▶ _Goal_: Restate the data word for word and leave the images out.

▶ _Data lines_:
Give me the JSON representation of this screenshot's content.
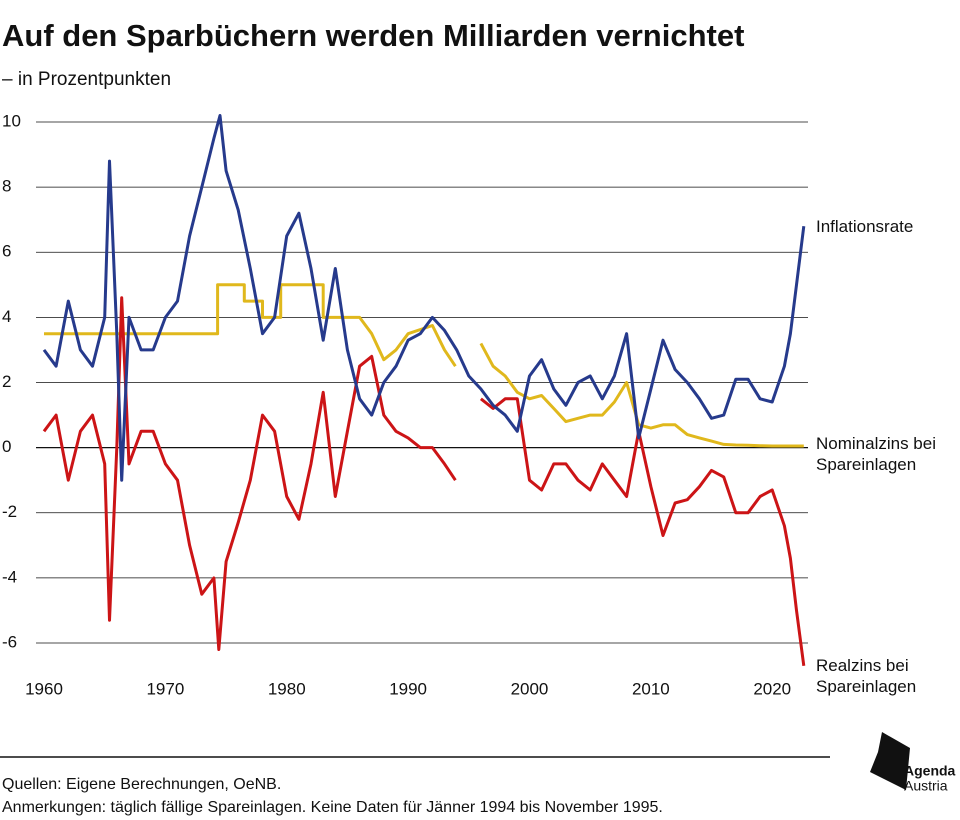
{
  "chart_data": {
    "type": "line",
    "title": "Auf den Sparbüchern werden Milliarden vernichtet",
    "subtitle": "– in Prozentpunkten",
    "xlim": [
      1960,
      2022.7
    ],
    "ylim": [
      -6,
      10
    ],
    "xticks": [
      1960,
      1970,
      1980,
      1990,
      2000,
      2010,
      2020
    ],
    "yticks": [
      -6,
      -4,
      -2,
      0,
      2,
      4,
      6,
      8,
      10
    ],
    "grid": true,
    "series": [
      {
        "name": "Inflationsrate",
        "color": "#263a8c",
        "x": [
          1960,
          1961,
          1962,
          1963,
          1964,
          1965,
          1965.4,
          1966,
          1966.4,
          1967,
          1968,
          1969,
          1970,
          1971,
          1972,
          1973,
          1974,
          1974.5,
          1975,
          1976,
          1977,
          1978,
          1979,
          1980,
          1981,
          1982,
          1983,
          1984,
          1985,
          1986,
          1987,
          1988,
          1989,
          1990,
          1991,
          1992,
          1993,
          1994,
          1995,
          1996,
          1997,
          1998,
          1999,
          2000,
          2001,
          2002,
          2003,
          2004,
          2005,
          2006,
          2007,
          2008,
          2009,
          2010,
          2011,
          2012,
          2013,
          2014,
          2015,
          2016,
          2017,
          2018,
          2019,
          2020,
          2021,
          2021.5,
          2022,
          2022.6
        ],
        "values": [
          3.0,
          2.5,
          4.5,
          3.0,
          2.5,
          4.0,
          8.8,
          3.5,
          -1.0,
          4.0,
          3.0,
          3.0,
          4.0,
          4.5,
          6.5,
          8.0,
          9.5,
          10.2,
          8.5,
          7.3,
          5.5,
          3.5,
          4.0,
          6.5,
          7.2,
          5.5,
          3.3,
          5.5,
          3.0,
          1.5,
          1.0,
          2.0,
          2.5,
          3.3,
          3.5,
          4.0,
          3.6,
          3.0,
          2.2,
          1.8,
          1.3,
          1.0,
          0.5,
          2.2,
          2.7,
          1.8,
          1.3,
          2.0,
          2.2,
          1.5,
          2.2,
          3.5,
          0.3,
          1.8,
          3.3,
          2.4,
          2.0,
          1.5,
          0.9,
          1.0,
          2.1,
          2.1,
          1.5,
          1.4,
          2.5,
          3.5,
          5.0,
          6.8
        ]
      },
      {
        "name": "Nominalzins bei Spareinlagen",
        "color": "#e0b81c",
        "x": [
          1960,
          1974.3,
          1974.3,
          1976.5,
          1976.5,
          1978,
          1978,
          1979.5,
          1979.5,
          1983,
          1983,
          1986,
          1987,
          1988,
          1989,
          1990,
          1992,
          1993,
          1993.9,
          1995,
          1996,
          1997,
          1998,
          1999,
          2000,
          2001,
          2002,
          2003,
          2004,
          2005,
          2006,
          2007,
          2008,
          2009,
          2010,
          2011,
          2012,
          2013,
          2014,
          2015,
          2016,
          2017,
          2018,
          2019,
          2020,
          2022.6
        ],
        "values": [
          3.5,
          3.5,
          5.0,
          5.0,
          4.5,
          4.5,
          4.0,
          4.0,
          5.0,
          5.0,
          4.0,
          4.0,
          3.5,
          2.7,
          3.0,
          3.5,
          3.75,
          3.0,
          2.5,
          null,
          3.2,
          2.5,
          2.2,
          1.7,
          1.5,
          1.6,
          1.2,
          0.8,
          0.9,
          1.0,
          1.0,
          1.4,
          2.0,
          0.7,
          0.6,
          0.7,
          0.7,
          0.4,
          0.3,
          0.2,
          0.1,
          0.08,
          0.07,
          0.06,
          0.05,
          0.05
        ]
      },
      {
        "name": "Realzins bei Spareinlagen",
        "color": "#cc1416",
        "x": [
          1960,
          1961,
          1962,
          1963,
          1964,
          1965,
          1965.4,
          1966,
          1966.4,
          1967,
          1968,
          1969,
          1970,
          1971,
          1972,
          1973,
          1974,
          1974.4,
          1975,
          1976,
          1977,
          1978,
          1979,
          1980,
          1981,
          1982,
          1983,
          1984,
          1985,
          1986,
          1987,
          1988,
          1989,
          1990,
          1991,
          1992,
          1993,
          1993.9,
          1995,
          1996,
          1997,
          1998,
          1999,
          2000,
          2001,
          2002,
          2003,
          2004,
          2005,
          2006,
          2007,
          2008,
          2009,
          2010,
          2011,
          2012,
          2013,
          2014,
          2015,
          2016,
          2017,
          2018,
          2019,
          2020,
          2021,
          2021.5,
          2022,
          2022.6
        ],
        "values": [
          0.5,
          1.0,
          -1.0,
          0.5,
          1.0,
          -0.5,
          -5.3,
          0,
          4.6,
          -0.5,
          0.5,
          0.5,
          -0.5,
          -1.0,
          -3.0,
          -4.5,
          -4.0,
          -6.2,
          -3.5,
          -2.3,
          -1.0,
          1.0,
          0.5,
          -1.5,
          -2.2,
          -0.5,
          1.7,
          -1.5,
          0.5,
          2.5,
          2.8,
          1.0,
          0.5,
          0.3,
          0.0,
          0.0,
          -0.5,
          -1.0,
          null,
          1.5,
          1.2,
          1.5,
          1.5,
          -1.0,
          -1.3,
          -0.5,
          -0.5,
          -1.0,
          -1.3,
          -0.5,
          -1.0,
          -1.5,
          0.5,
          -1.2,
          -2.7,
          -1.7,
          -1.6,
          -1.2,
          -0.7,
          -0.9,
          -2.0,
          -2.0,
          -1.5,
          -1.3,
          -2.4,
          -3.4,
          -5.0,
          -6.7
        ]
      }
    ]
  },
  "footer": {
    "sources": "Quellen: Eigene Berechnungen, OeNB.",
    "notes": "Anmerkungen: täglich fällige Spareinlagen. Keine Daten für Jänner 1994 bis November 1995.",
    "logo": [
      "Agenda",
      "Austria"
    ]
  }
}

▶ _Result of this exercise_:
Give me the JSON representation of this screenshot's content.
{
  "chart_data": {
    "type": "line",
    "title": "Auf den Sparbüchern werden Milliarden vernichtet",
    "subtitle": "– in Prozentpunkten",
    "xlim": [
      1960,
      2022.7
    ],
    "ylim": [
      -6,
      10
    ],
    "xticks": [
      1960,
      1970,
      1980,
      1990,
      2000,
      2010,
      2020
    ],
    "yticks": [
      -6,
      -4,
      -2,
      0,
      2,
      4,
      6,
      8,
      10
    ],
    "grid": true,
    "series": [
      {
        "name": "Inflationsrate",
        "color": "#263a8c",
        "x": [
          1960,
          1961,
          1962,
          1963,
          1964,
          1965,
          1965.4,
          1966,
          1966.4,
          1967,
          1968,
          1969,
          1970,
          1971,
          1972,
          1973,
          1974,
          1974.5,
          1975,
          1976,
          1977,
          1978,
          1979,
          1980,
          1981,
          1982,
          1983,
          1984,
          1985,
          1986,
          1987,
          1988,
          1989,
          1990,
          1991,
          1992,
          1993,
          1994,
          1995,
          1996,
          1997,
          1998,
          1999,
          2000,
          2001,
          2002,
          2003,
          2004,
          2005,
          2006,
          2007,
          2008,
          2009,
          2010,
          2011,
          2012,
          2013,
          2014,
          2015,
          2016,
          2017,
          2018,
          2019,
          2020,
          2021,
          2021.5,
          2022,
          2022.6
        ],
        "values": [
          3.0,
          2.5,
          4.5,
          3.0,
          2.5,
          4.0,
          8.8,
          3.5,
          -1.0,
          4.0,
          3.0,
          3.0,
          4.0,
          4.5,
          6.5,
          8.0,
          9.5,
          10.2,
          8.5,
          7.3,
          5.5,
          3.5,
          4.0,
          6.5,
          7.2,
          5.5,
          3.3,
          5.5,
          3.0,
          1.5,
          1.0,
          2.0,
          2.5,
          3.3,
          3.5,
          4.0,
          3.6,
          3.0,
          2.2,
          1.8,
          1.3,
          1.0,
          0.5,
          2.2,
          2.7,
          1.8,
          1.3,
          2.0,
          2.2,
          1.5,
          2.2,
          3.5,
          0.3,
          1.8,
          3.3,
          2.4,
          2.0,
          1.5,
          0.9,
          1.0,
          2.1,
          2.1,
          1.5,
          1.4,
          2.5,
          3.5,
          5.0,
          6.8
        ]
      },
      {
        "name": "Nominalzins bei Spareinlagen",
        "color": "#e0b81c",
        "x": [
          1960,
          1974.3,
          1974.3,
          1976.5,
          1976.5,
          1978,
          1978,
          1979.5,
          1979.5,
          1983,
          1983,
          1986,
          1987,
          1988,
          1989,
          1990,
          1992,
          1993,
          1993.9,
          1995,
          1996,
          1997,
          1998,
          1999,
          2000,
          2001,
          2002,
          2003,
          2004,
          2005,
          2006,
          2007,
          2008,
          2009,
          2010,
          2011,
          2012,
          2013,
          2014,
          2015,
          2016,
          2017,
          2018,
          2019,
          2020,
          2022.6
        ],
        "values": [
          3.5,
          3.5,
          5.0,
          5.0,
          4.5,
          4.5,
          4.0,
          4.0,
          5.0,
          5.0,
          4.0,
          4.0,
          3.5,
          2.7,
          3.0,
          3.5,
          3.75,
          3.0,
          2.5,
          null,
          3.2,
          2.5,
          2.2,
          1.7,
          1.5,
          1.6,
          1.2,
          0.8,
          0.9,
          1.0,
          1.0,
          1.4,
          2.0,
          0.7,
          0.6,
          0.7,
          0.7,
          0.4,
          0.3,
          0.2,
          0.1,
          0.08,
          0.07,
          0.06,
          0.05,
          0.05
        ]
      },
      {
        "name": "Realzins bei Spareinlagen",
        "color": "#cc1416",
        "x": [
          1960,
          1961,
          1962,
          1963,
          1964,
          1965,
          1965.4,
          1966,
          1966.4,
          1967,
          1968,
          1969,
          1970,
          1971,
          1972,
          1973,
          1974,
          1974.4,
          1975,
          1976,
          1977,
          1978,
          1979,
          1980,
          1981,
          1982,
          1983,
          1984,
          1985,
          1986,
          1987,
          1988,
          1989,
          1990,
          1991,
          1992,
          1993,
          1993.9,
          1995,
          1996,
          1997,
          1998,
          1999,
          2000,
          2001,
          2002,
          2003,
          2004,
          2005,
          2006,
          2007,
          2008,
          2009,
          2010,
          2011,
          2012,
          2013,
          2014,
          2015,
          2016,
          2017,
          2018,
          2019,
          2020,
          2021,
          2021.5,
          2022,
          2022.6
        ],
        "values": [
          0.5,
          1.0,
          -1.0,
          0.5,
          1.0,
          -0.5,
          -5.3,
          0,
          4.6,
          -0.5,
          0.5,
          0.5,
          -0.5,
          -1.0,
          -3.0,
          -4.5,
          -4.0,
          -6.2,
          -3.5,
          -2.3,
          -1.0,
          1.0,
          0.5,
          -1.5,
          -2.2,
          -0.5,
          1.7,
          -1.5,
          0.5,
          2.5,
          2.8,
          1.0,
          0.5,
          0.3,
          0.0,
          0.0,
          -0.5,
          -1.0,
          null,
          1.5,
          1.2,
          1.5,
          1.5,
          -1.0,
          -1.3,
          -0.5,
          -0.5,
          -1.0,
          -1.3,
          -0.5,
          -1.0,
          -1.5,
          0.5,
          -1.2,
          -2.7,
          -1.7,
          -1.6,
          -1.2,
          -0.7,
          -0.9,
          -2.0,
          -2.0,
          -1.5,
          -1.3,
          -2.4,
          -3.4,
          -5.0,
          -6.7
        ]
      }
    ]
  },
  "footer": {
    "sources": "Quellen: Eigene Berechnungen, OeNB.",
    "notes": "Anmerkungen: täglich fällige Spareinlagen. Keine Daten für Jänner 1994 bis November 1995.",
    "logo": [
      "Agenda",
      "Austria"
    ]
  }
}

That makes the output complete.